--- Start of TASK INPUTS ---

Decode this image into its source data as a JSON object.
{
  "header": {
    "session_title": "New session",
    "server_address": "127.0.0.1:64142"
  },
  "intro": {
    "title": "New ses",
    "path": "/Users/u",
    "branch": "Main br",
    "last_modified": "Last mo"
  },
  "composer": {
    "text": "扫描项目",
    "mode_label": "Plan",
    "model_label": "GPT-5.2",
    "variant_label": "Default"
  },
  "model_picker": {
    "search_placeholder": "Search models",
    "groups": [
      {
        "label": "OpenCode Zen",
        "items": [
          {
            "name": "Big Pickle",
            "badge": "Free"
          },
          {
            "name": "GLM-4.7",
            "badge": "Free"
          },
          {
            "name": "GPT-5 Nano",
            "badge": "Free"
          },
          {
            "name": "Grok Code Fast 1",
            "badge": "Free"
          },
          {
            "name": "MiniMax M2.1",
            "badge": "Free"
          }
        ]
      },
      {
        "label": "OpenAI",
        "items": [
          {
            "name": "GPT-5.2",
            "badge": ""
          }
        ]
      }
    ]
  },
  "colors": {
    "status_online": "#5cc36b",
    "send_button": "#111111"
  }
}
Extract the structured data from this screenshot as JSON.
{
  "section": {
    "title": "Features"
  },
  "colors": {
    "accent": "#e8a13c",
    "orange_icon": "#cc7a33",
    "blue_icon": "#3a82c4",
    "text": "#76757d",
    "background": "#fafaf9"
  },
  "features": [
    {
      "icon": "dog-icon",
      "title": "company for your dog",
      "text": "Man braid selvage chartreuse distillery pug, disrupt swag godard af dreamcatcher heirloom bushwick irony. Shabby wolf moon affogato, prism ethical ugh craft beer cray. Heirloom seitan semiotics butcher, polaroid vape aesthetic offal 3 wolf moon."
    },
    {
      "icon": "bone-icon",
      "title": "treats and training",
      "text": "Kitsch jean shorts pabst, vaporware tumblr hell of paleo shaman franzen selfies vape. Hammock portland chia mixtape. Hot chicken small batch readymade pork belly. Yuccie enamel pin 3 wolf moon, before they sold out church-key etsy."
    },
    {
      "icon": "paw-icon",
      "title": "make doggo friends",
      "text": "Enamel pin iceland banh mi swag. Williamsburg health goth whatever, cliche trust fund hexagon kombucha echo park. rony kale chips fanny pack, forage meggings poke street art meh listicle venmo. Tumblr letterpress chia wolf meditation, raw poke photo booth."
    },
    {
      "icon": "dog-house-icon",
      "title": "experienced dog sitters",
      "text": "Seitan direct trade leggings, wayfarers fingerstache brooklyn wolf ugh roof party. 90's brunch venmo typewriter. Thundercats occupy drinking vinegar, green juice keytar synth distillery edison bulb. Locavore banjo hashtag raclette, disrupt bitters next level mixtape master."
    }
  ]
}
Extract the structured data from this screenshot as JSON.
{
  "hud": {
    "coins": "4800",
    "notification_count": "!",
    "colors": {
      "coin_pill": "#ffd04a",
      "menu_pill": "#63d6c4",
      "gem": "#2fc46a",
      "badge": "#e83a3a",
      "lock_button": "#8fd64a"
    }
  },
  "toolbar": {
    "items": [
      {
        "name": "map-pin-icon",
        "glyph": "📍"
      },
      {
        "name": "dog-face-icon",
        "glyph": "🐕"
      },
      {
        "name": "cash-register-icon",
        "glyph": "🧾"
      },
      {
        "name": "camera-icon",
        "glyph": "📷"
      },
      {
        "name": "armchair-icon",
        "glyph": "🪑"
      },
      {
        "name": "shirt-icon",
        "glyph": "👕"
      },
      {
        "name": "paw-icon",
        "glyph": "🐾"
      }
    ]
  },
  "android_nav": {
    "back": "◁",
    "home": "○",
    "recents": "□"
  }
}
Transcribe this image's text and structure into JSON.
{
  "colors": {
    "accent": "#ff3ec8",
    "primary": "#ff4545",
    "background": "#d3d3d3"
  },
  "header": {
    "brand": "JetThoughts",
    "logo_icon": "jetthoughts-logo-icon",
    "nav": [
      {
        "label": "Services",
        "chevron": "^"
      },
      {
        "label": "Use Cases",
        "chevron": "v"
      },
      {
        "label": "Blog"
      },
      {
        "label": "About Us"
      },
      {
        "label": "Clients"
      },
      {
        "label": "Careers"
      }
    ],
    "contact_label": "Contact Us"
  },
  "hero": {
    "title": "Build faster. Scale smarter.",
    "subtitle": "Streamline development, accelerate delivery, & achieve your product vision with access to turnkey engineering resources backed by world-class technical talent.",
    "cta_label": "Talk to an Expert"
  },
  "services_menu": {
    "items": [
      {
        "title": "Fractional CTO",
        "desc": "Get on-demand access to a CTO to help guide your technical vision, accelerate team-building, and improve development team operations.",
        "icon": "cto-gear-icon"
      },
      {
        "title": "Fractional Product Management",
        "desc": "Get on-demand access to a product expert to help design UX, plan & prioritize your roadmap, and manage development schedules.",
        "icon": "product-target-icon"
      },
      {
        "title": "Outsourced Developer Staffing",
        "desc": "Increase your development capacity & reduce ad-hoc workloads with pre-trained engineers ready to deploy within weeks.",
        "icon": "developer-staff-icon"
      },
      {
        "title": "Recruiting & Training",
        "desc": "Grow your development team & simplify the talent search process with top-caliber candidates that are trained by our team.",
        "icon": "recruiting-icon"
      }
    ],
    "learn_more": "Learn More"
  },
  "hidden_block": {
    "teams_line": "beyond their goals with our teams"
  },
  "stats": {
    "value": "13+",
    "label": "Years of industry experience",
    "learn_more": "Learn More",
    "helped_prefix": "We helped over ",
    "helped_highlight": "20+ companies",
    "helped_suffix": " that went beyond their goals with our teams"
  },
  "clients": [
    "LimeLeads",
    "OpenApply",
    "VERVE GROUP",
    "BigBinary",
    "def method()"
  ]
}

--- End of TASK INPUTS ---

_EXERCISE_:
Repeat all entries. Match them exactly.

_REPLY TO THE EXERCISE_:
Decode this image into its source data as a JSON object.
{
  "header": {
    "session_title": "New session",
    "server_address": "127.0.0.1:64142"
  },
  "intro": {
    "title": "New ses",
    "path": "/Users/u",
    "branch": "Main br",
    "last_modified": "Last mo"
  },
  "composer": {
    "text": "扫描项目",
    "mode_label": "Plan",
    "model_label": "GPT-5.2",
    "variant_label": "Default"
  },
  "model_picker": {
    "search_placeholder": "Search models",
    "groups": [
      {
        "label": "OpenCode Zen",
        "items": [
          {
            "name": "Big Pickle",
            "badge": "Free"
          },
          {
            "name": "GLM-4.7",
            "badge": "Free"
          },
          {
            "name": "GPT-5 Nano",
            "badge": "Free"
          },
          {
            "name": "Grok Code Fast 1",
            "badge": "Free"
          },
          {
            "name": "MiniMax M2.1",
            "badge": "Free"
          }
        ]
      },
      {
        "label": "OpenAI",
        "items": [
          {
            "name": "GPT-5.2",
            "badge": ""
          }
        ]
      }
    ]
  },
  "colors": {
    "status_online": "#5cc36b",
    "send_button": "#111111"
  }
}
Extract the structured data from this screenshot as JSON.
{
  "section": {
    "title": "Features"
  },
  "colors": {
    "accent": "#e8a13c",
    "orange_icon": "#cc7a33",
    "blue_icon": "#3a82c4",
    "text": "#76757d",
    "background": "#fafaf9"
  },
  "features": [
    {
      "icon": "dog-icon",
      "title": "company for your dog",
      "text": "Man braid selvage chartreuse distillery pug, disrupt swag godard af dreamcatcher heirloom bushwick irony. Shabby wolf moon affogato, prism ethical ugh craft beer cray. Heirloom seitan semiotics butcher, polaroid vape aesthetic offal 3 wolf moon."
    },
    {
      "icon": "bone-icon",
      "title": "treats and training",
      "text": "Kitsch jean shorts pabst, vaporware tumblr hell of paleo shaman franzen selfies vape. Hammock portland chia mixtape. Hot chicken small batch readymade pork belly. Yuccie enamel pin 3 wolf moon, before they sold out church-key etsy."
    },
    {
      "icon": "paw-icon",
      "title": "make doggo friends",
      "text": "Enamel pin iceland banh mi swag. Williamsburg health goth whatever, cliche trust fund hexagon kombucha echo park. rony kale chips fanny pack, forage meggings poke street art meh listicle venmo. Tumblr letterpress chia wolf meditation, raw poke photo booth."
    },
    {
      "icon": "dog-house-icon",
      "title": "experienced dog sitters",
      "text": "Seitan direct trade leggings, wayfarers fingerstache brooklyn wolf ugh roof party. 90's brunch venmo typewriter. Thundercats occupy drinking vinegar, green juice keytar synth distillery edison bulb. Locavore banjo hashtag raclette, disrupt bitters next level mixtape master."
    }
  ]
}
Extract the structured data from this screenshot as JSON.
{
  "hud": {
    "coins": "4800",
    "notification_count": "!",
    "colors": {
      "coin_pill": "#ffd04a",
      "menu_pill": "#63d6c4",
      "gem": "#2fc46a",
      "badge": "#e83a3a",
      "lock_button": "#8fd64a"
    }
  },
  "toolbar": {
    "items": [
      {
        "name": "map-pin-icon",
        "glyph": "📍"
      },
      {
        "name": "dog-face-icon",
        "glyph": "🐕"
      },
      {
        "name": "cash-register-icon",
        "glyph": "🧾"
      },
      {
        "name": "camera-icon",
        "glyph": "📷"
      },
      {
        "name": "armchair-icon",
        "glyph": "🪑"
      },
      {
        "name": "shirt-icon",
        "glyph": "👕"
      },
      {
        "name": "paw-icon",
        "glyph": "🐾"
      }
    ]
  },
  "android_nav": {
    "back": "◁",
    "home": "○",
    "recents": "□"
  }
}
Transcribe this image's text and structure into JSON.
{
  "colors": {
    "accent": "#ff3ec8",
    "primary": "#ff4545",
    "background": "#d3d3d3"
  },
  "header": {
    "brand": "JetThoughts",
    "logo_icon": "jetthoughts-logo-icon",
    "nav": [
      {
        "label": "Services",
        "chevron": "^"
      },
      {
        "label": "Use Cases",
        "chevron": "v"
      },
      {
        "label": "Blog"
      },
      {
        "label": "About Us"
      },
      {
        "label": "Clients"
      },
      {
        "label": "Careers"
      }
    ],
    "contact_label": "Contact Us"
  },
  "hero": {
    "title": "Build faster. Scale smarter.",
    "subtitle": "Streamline development, accelerate delivery, & achieve your product vision with access to turnkey engineering resources backed by world-class technical talent.",
    "cta_label": "Talk to an Expert"
  },
  "services_menu": {
    "items": [
      {
        "title": "Fractional CTO",
        "desc": "Get on-demand access to a CTO to help guide your technical vision, accelerate team-building, and improve development team operations.",
        "icon": "cto-gear-icon"
      },
      {
        "title": "Fractional Product Management",
        "desc": "Get on-demand access to a product expert to help design UX, plan & prioritize your roadmap, and manage development schedules.",
        "icon": "product-target-icon"
      },
      {
        "title": "Outsourced Developer Staffing",
        "desc": "Increase your development capacity & reduce ad-hoc workloads with pre-trained engineers ready to deploy within weeks.",
        "icon": "developer-staff-icon"
      },
      {
        "title": "Recruiting & Training",
        "desc": "Grow your development team & simplify the talent search process with top-caliber candidates that are trained by our team.",
        "icon": "recruiting-icon"
      }
    ],
    "learn_more": "Learn More"
  },
  "hidden_block": {
    "teams_line": "beyond their goals with our teams"
  },
  "stats": {
    "value": "13+",
    "label": "Years of industry experience",
    "learn_more": "Learn More",
    "helped_prefix": "We helped over ",
    "helped_highlight": "20+ companies",
    "helped_suffix": " that went beyond their goals with our teams"
  },
  "clients": [
    "LimeLeads",
    "OpenApply",
    "VERVE GROUP",
    "BigBinary",
    "def method()"
  ]
}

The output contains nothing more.